Records to use -
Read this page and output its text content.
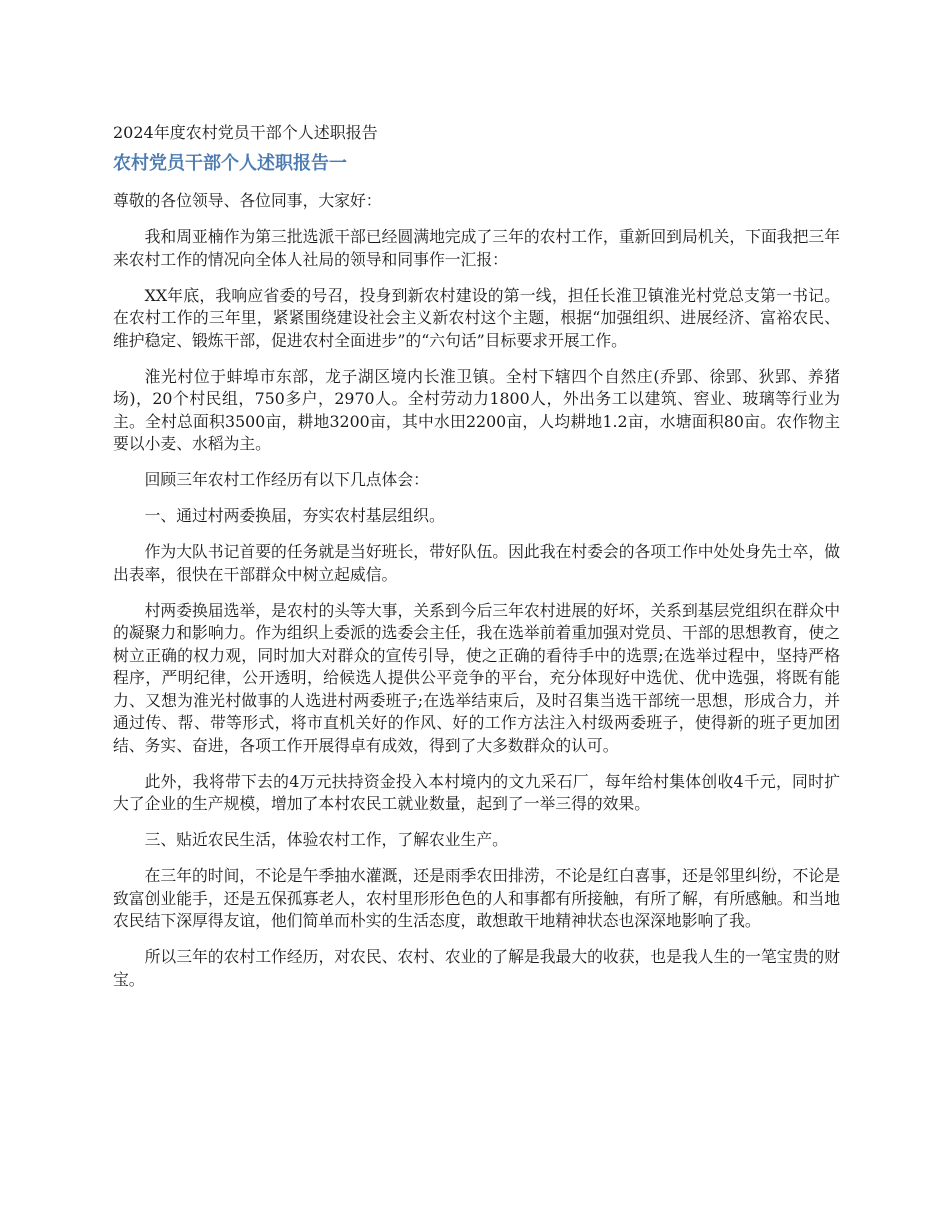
2024年度农村党员干部个人述职报告
农村党员干部个人述职报告一

尊敬的各位领导、各位同事，大家好：

我和周亚楠作为第三批选派干部已经圆满地完成了三年的农村工作，重新回到局机关，下面我把三年来农村工作的情况向全体人社局的领导和同事作一汇报：

XX年底，我响应省委的号召，投身到新农村建设的第一线，担任长淮卫镇淮光村党总支第一书记。在农村工作的三年里，紧紧围绕建设社会主义新农村这个主题，根据“加强组织、进展经济、富裕农民、维护稳定、锻炼干部，促进农村全面进步”的“六句话”目标要求开展工作。

淮光村位于蚌埠市东部，龙子湖区境内长淮卫镇。全村下辖四个自然庄(乔郢、徐郢、狄郢、养猪场)，20个村民组，750多户，2970人。全村劳动力1800人，外出务工以建筑、窖业、玻璃等行业为主。全村总面积3500亩，耕地3200亩，其中水田2200亩，人均耕地1.2亩，水塘面积80亩。农作物主要以小麦、水稻为主。

回顾三年农村工作经历有以下几点体会：

一、通过村两委换届，夯实农村基层组织。

作为大队书记首要的任务就是当好班长，带好队伍。因此我在村委会的各项工作中处处身先士卒，做出表率，很快在干部群众中树立起威信。

村两委换届选举，是农村的头等大事，关系到今后三年农村进展的好坏，关系到基层党组织在群众中的凝聚力和影响力。作为组织上委派的选委会主任，我在选举前着重加强对党员、干部的思想教育，使之树立正确的权力观，同时加大对群众的宣传引导，使之正确的看待手中的选票;在选举过程中，坚持严格程序，严明纪律，公开透明，给候选人提供公平竞争的平台，充分体现好中选优、优中选强，将既有能力、又想为淮光村做事的人选进村两委班子;在选举结束后，及时召集当选干部统一思想，形成合力，并通过传、帮、带等形式，将市直机关好的作风、好的工作方法注入村级两委班子，使得新的班子更加团结、务实、奋进，各项工作开展得卓有成效，得到了大多数群众的认可。

此外，我将带下去的4万元扶持资金投入本村境内的文九采石厂，每年给村集体创收4千元，同时扩大了企业的生产规模，增加了本村农民工就业数量，起到了一举三得的效果。

三、贴近农民生活，体验农村工作，了解农业生产。

在三年的时间，不论是午季抽水灌溉，还是雨季农田排涝，不论是红白喜事，还是邻里纠纷，不论是致富创业能手，还是五保孤寡老人，农村里形形色色的人和事都有所接触，有所了解，有所感触。和当地农民结下深厚得友谊，他们简单而朴实的生活态度，敢想敢干地精神状态也深深地影响了我。

所以三年的农村工作经历，对农民、农村、农业的了解是我最大的收获，也是我人生的一笔宝贵的财宝。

Instructions for the task - Write out the listing above again, exactly, but with no pictures in the copy.

Answer below -
Read this page and output its text content.
2024年度农村党员干部个人述职报告
农村党员干部个人述职报告一

尊敬的各位领导、各位同事，大家好：

我和周亚楠作为第三批选派干部已经圆满地完成了三年的农村工作，重新回到局机关，下面我把三年来农村工作的情况向全体人社局的领导和同事作一汇报：

XX年底，我响应省委的号召，投身到新农村建设的第一线，担任长淮卫镇淮光村党总支第一书记。在农村工作的三年里，紧紧围绕建设社会主义新农村这个主题，根据“加强组织、进展经济、富裕农民、维护稳定、锻炼干部，促进农村全面进步”的“六句话”目标要求开展工作。

淮光村位于蚌埠市东部，龙子湖区境内长淮卫镇。全村下辖四个自然庄(乔郢、徐郢、狄郢、养猪场)，20个村民组，750多户，2970人。全村劳动力1800人，外出务工以建筑、窖业、玻璃等行业为主。全村总面积3500亩，耕地3200亩，其中水田2200亩，人均耕地1.2亩，水塘面积80亩。农作物主要以小麦、水稻为主。

回顾三年农村工作经历有以下几点体会：

一、通过村两委换届，夯实农村基层组织。

作为大队书记首要的任务就是当好班长，带好队伍。因此我在村委会的各项工作中处处身先士卒，做出表率，很快在干部群众中树立起威信。

村两委换届选举，是农村的头等大事，关系到今后三年农村进展的好坏，关系到基层党组织在群众中的凝聚力和影响力。作为组织上委派的选委会主任，我在选举前着重加强对党员、干部的思想教育，使之树立正确的权力观，同时加大对群众的宣传引导，使之正确的看待手中的选票;在选举过程中，坚持严格程序，严明纪律，公开透明，给候选人提供公平竞争的平台，充分体现好中选优、优中选强，将既有能力、又想为淮光村做事的人选进村两委班子;在选举结束后，及时召集当选干部统一思想，形成合力，并通过传、帮、带等形式，将市直机关好的作风、好的工作方法注入村级两委班子，使得新的班子更加团结、务实、奋进，各项工作开展得卓有成效，得到了大多数群众的认可。

此外，我将带下去的4万元扶持资金投入本村境内的文九采石厂，每年给村集体创收4千元，同时扩大了企业的生产规模，增加了本村农民工就业数量，起到了一举三得的效果。

三、贴近农民生活，体验农村工作，了解农业生产。

在三年的时间，不论是午季抽水灌溉，还是雨季农田排涝，不论是红白喜事，还是邻里纠纷，不论是致富创业能手，还是五保孤寡老人，农村里形形色色的人和事都有所接触，有所了解，有所感触。和当地农民结下深厚得友谊，他们简单而朴实的生活态度，敢想敢干地精神状态也深深地影响了我。

所以三年的农村工作经历，对农民、农村、农业的了解是我最大的收获，也是我人生的一笔宝贵的财宝。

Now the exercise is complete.